• **SUPPLIED DATA**
======
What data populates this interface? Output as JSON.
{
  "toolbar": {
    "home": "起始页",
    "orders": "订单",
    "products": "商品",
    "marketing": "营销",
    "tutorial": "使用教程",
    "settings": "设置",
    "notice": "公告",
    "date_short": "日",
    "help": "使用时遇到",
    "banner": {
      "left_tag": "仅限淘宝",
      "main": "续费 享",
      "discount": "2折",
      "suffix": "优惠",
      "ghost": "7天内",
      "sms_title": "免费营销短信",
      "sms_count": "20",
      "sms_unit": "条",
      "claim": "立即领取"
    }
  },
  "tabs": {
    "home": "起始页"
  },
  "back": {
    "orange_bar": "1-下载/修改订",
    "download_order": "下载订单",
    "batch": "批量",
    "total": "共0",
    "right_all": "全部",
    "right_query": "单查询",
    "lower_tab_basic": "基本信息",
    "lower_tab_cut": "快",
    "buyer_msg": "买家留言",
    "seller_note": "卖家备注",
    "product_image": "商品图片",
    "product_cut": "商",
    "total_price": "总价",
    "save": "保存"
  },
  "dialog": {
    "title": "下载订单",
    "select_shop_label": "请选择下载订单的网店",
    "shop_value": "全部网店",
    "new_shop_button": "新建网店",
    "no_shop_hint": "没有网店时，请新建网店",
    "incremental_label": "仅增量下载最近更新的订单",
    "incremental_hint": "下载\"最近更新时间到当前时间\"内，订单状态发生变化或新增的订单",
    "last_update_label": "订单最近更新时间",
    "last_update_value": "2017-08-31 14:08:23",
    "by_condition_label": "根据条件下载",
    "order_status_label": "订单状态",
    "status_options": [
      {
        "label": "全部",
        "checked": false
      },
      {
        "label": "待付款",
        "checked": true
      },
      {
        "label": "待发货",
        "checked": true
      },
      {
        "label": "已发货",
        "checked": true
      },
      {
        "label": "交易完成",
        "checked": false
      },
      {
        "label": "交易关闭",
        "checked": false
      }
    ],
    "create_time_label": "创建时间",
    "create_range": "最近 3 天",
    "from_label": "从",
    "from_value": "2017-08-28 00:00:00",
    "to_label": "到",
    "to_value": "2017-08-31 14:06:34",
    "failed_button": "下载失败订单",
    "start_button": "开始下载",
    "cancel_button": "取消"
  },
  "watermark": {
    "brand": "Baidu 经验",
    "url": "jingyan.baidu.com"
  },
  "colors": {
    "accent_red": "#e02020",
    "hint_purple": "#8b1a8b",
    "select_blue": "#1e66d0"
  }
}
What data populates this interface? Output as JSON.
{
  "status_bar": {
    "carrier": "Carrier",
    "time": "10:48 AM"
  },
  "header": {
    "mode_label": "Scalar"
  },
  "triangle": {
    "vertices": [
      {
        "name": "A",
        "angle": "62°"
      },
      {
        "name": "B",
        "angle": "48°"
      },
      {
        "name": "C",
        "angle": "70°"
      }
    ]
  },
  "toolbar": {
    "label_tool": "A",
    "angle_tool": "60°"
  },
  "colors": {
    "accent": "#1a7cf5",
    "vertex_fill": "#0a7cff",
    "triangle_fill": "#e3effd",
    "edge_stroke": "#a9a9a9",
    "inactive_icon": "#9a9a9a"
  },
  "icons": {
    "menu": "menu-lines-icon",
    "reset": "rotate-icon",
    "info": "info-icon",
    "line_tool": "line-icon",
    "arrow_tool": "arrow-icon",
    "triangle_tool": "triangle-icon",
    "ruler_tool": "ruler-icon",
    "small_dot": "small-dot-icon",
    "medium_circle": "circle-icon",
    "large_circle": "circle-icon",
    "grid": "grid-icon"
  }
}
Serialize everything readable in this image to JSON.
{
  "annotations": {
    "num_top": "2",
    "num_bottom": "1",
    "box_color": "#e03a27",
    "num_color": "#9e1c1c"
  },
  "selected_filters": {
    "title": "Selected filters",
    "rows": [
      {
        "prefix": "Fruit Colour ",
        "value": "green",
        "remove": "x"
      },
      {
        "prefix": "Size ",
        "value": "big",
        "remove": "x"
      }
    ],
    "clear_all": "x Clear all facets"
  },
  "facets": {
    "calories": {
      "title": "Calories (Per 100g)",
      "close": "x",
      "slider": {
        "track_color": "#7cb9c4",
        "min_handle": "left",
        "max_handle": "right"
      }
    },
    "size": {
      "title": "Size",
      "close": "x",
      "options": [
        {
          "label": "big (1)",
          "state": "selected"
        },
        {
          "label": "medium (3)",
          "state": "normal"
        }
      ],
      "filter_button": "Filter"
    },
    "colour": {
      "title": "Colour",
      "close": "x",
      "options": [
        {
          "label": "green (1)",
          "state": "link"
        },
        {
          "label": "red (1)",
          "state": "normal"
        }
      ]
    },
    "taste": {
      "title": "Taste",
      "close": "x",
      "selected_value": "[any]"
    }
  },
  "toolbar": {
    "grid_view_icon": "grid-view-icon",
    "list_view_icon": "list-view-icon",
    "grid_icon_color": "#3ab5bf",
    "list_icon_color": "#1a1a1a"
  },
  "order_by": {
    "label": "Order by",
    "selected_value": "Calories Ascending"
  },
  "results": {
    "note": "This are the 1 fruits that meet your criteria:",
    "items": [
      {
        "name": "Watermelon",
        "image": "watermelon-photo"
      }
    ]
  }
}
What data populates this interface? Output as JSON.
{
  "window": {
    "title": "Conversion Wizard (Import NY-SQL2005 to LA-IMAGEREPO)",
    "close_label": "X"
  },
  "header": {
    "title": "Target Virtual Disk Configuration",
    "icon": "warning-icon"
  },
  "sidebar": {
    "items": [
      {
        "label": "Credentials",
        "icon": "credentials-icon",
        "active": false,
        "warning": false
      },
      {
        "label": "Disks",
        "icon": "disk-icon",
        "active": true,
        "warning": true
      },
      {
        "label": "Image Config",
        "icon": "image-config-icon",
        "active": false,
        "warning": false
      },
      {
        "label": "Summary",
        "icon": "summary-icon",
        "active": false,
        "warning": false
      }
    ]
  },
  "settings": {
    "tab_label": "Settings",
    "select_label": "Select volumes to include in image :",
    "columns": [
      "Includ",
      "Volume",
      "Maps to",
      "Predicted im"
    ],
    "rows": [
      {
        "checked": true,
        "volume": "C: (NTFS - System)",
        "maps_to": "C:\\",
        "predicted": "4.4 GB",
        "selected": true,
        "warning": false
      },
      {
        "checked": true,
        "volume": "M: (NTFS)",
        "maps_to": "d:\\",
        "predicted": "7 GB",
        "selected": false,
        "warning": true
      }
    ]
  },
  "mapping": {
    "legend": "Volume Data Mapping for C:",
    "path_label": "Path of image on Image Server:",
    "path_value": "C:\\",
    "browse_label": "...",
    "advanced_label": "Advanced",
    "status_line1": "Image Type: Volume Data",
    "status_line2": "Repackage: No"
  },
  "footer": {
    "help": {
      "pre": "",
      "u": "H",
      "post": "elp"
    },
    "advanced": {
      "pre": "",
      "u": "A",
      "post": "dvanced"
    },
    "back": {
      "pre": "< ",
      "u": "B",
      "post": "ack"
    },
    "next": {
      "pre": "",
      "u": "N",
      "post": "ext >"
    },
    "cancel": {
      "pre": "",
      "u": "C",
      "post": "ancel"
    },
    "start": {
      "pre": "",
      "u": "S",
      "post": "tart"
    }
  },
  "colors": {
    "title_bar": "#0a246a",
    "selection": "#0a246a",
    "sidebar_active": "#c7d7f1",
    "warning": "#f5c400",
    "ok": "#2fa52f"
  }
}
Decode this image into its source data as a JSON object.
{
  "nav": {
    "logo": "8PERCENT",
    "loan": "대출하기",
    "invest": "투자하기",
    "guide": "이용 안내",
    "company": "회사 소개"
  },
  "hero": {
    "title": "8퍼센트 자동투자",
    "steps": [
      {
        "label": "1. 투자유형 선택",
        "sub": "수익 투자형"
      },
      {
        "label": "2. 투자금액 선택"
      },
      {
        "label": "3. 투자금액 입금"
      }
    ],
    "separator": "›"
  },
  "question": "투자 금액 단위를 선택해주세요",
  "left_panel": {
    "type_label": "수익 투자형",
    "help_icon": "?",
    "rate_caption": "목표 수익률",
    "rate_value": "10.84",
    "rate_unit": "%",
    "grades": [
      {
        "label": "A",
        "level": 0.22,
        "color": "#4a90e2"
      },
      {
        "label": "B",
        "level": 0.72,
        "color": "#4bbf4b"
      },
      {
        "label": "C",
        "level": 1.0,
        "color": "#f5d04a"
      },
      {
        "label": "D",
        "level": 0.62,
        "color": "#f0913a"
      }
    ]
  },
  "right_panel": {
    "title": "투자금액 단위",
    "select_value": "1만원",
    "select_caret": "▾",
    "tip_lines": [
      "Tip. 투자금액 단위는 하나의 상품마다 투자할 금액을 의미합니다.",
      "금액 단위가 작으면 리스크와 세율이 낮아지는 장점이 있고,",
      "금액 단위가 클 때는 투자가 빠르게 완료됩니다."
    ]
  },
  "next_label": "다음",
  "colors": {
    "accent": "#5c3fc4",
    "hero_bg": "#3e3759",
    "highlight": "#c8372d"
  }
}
======
• **GIVEN REQUEST**
Select and copy every line of the material that holds the string "level".

• **SOLUTION TO THE EXERCISE**
        "level": 0.22,
        "level": 0.72,
        "level": 1.0,
        "level": 0.62,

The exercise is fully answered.